A block of data
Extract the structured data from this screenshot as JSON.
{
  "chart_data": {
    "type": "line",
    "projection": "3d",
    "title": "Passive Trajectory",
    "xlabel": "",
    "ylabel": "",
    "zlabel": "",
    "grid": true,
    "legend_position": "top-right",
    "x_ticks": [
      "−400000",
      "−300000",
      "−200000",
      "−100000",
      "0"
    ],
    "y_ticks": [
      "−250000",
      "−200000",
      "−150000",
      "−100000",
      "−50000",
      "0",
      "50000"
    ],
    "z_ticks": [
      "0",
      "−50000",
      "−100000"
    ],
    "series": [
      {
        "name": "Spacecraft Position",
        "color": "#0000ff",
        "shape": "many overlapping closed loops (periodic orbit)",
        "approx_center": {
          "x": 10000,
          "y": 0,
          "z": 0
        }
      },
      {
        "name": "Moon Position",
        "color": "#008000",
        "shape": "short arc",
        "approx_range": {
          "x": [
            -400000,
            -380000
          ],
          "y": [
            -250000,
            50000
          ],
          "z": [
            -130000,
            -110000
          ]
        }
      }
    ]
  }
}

* * *

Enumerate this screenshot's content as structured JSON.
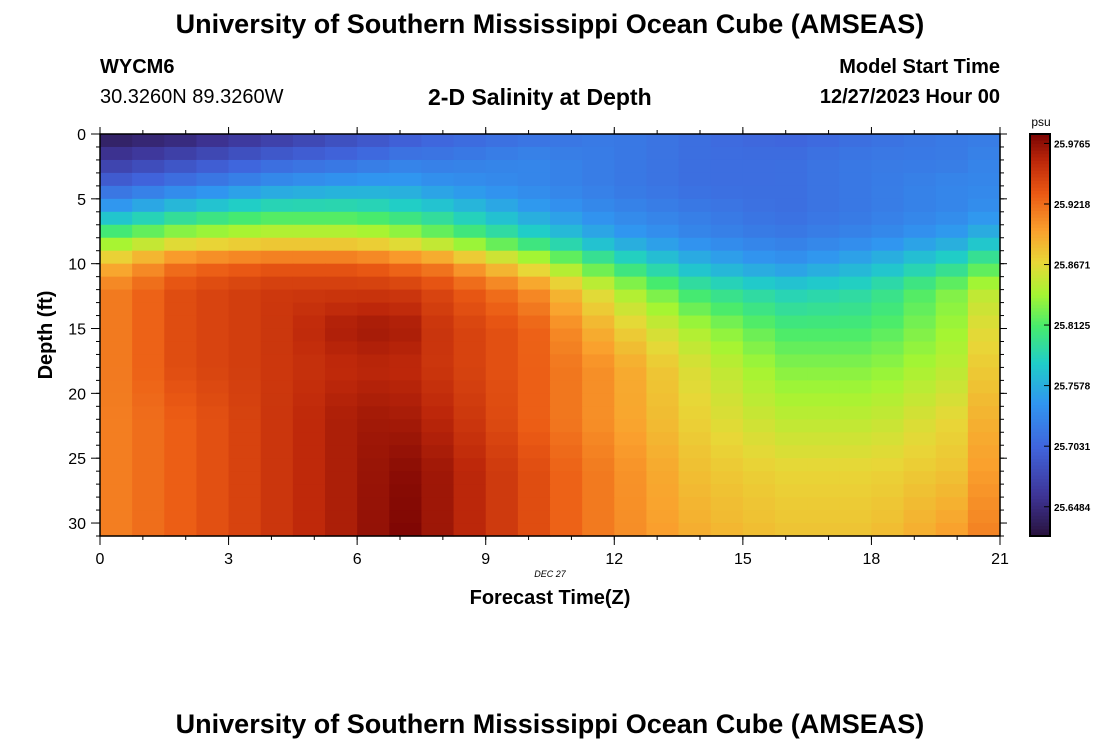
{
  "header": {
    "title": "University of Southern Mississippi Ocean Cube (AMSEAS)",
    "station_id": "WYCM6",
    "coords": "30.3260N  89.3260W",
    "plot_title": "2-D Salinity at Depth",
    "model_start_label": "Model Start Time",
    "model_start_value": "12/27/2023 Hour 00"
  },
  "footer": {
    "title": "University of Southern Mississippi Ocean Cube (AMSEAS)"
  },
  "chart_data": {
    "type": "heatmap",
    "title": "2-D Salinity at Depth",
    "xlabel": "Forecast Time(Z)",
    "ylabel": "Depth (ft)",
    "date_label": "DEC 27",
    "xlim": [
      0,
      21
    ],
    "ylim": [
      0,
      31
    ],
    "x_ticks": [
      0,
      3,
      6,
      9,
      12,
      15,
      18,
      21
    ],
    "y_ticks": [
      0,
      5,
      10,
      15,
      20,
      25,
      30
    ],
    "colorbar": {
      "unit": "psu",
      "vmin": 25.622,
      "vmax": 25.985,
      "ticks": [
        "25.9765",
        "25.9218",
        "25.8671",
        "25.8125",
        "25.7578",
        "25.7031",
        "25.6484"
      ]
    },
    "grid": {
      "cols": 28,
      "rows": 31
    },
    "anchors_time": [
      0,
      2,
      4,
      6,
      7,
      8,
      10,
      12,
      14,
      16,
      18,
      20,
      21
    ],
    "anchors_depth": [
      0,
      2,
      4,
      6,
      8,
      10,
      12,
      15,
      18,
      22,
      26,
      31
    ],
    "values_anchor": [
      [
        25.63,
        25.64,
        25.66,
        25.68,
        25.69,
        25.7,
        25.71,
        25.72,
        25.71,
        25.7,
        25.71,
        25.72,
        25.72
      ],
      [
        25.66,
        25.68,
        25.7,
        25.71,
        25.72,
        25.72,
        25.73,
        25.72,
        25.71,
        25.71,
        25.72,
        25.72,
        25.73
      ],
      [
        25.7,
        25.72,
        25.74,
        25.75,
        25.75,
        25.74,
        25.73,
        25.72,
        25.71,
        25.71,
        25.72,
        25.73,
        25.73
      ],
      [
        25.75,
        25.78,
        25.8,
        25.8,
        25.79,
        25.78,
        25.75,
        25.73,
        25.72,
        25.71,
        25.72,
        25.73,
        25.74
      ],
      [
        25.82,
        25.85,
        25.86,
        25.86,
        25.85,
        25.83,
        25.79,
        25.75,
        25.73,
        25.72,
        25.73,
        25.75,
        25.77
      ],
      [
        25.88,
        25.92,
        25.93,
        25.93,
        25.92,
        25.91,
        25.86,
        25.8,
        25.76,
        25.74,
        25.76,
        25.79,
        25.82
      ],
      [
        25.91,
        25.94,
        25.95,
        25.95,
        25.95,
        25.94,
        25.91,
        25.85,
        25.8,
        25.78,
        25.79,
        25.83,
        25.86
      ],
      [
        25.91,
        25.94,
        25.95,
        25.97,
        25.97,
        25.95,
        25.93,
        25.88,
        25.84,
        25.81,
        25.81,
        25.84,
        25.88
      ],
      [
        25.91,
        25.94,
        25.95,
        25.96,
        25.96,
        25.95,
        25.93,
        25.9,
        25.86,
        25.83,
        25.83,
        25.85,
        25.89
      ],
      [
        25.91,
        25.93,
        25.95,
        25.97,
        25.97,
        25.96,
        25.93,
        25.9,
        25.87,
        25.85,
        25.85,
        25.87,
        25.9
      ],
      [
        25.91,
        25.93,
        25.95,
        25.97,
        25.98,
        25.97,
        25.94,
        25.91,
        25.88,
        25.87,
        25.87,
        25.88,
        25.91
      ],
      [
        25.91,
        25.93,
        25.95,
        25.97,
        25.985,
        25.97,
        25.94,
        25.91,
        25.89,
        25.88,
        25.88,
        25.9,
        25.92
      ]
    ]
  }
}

==

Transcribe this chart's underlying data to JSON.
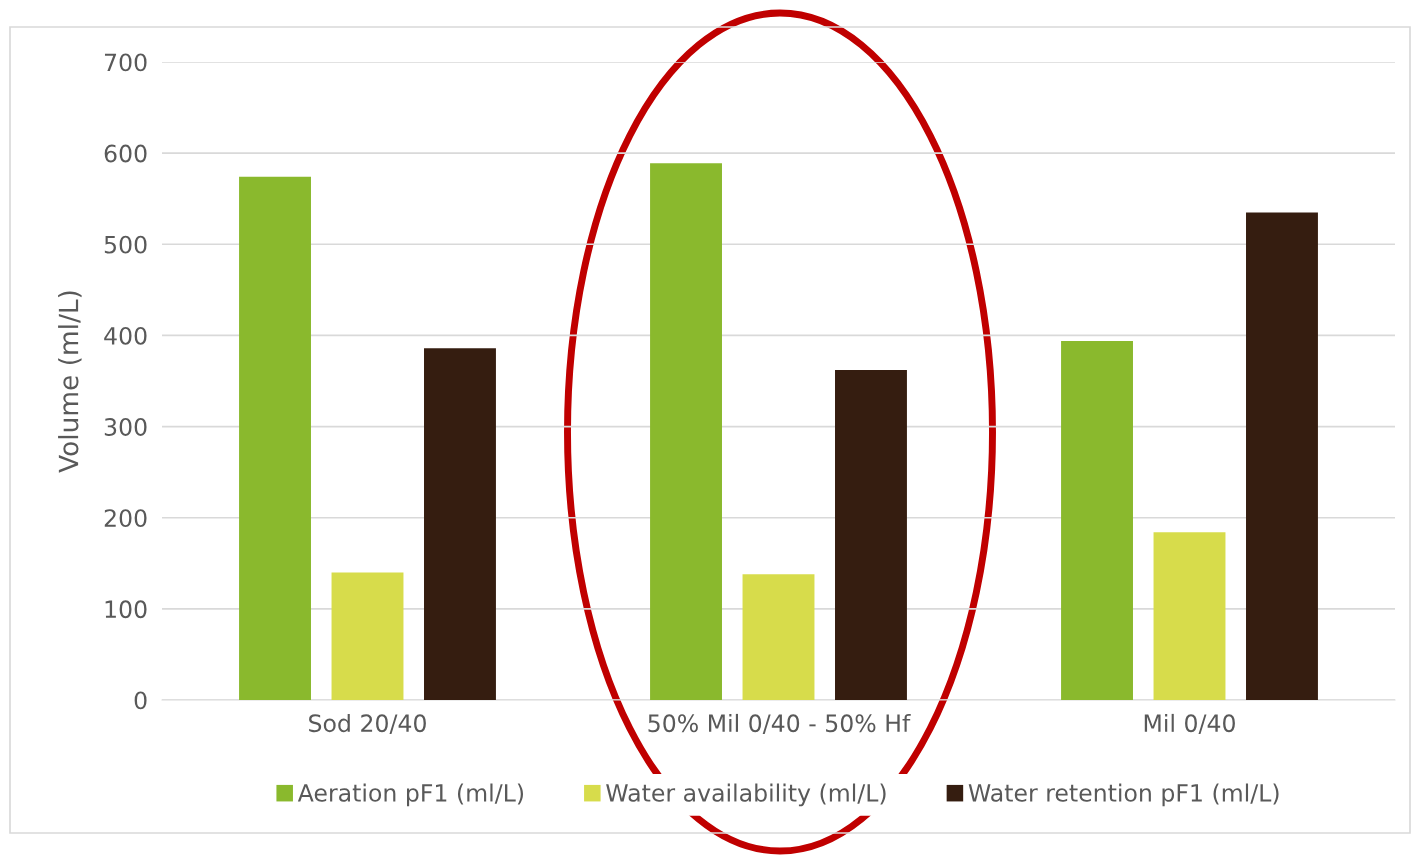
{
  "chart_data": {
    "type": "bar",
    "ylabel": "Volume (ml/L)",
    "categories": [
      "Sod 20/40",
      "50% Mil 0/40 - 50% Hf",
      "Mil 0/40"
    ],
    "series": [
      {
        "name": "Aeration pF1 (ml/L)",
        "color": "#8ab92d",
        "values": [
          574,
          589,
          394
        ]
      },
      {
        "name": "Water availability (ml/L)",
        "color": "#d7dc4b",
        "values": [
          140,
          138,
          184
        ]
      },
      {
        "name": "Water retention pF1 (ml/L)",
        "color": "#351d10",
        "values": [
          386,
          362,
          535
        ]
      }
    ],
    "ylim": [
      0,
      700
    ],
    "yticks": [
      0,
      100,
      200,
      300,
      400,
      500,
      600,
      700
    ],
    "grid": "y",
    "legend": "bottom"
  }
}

Written exercise →
Say how many lines in the entries contain the string "Water", and say nothing else.

Solution for this task →
2